* **EXERCISE**: Extract every line where the string "siècle" appears.
====
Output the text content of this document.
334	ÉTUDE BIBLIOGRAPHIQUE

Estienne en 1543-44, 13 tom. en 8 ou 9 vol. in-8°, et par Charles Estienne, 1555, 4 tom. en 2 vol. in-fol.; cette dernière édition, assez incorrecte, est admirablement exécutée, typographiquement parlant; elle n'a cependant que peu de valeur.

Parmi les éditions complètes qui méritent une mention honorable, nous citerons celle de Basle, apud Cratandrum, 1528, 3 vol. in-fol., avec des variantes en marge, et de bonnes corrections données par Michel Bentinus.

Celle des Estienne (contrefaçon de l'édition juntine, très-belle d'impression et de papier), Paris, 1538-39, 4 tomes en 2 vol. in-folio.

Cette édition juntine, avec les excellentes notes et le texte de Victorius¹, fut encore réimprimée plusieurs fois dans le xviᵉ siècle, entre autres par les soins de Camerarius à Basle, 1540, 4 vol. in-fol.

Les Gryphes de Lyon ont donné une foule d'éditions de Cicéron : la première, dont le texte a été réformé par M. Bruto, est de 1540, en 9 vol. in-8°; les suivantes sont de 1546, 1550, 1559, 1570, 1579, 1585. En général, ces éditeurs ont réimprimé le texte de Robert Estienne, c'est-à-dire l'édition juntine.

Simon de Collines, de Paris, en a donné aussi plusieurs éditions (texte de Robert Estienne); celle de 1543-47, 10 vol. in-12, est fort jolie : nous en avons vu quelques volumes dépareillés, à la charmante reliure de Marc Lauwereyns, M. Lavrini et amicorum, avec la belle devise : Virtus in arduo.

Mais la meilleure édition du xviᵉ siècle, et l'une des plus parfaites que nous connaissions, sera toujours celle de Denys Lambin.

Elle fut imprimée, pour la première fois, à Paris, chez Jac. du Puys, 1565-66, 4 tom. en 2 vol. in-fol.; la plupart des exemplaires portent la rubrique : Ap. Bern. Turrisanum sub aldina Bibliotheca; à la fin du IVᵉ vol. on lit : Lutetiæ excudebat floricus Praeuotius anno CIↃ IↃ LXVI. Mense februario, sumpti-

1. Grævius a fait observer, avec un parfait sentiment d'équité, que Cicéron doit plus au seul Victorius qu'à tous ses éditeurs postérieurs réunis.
====
* **RESULT OF THIS TASK**:
Cette édition juntine, avec les excellentes notes et le texte de Victorius¹, fut encore réimprimée plusieurs fois dans le xviᵉ siècle, entre autres par les soins de Camerarius à Basle, 1540, 4 vol. in-fol.
Mais la meilleure édition du xviᵉ siècle, et l'une des plus parfaites que nous connaissions, sera toujours celle de Denys Lambin.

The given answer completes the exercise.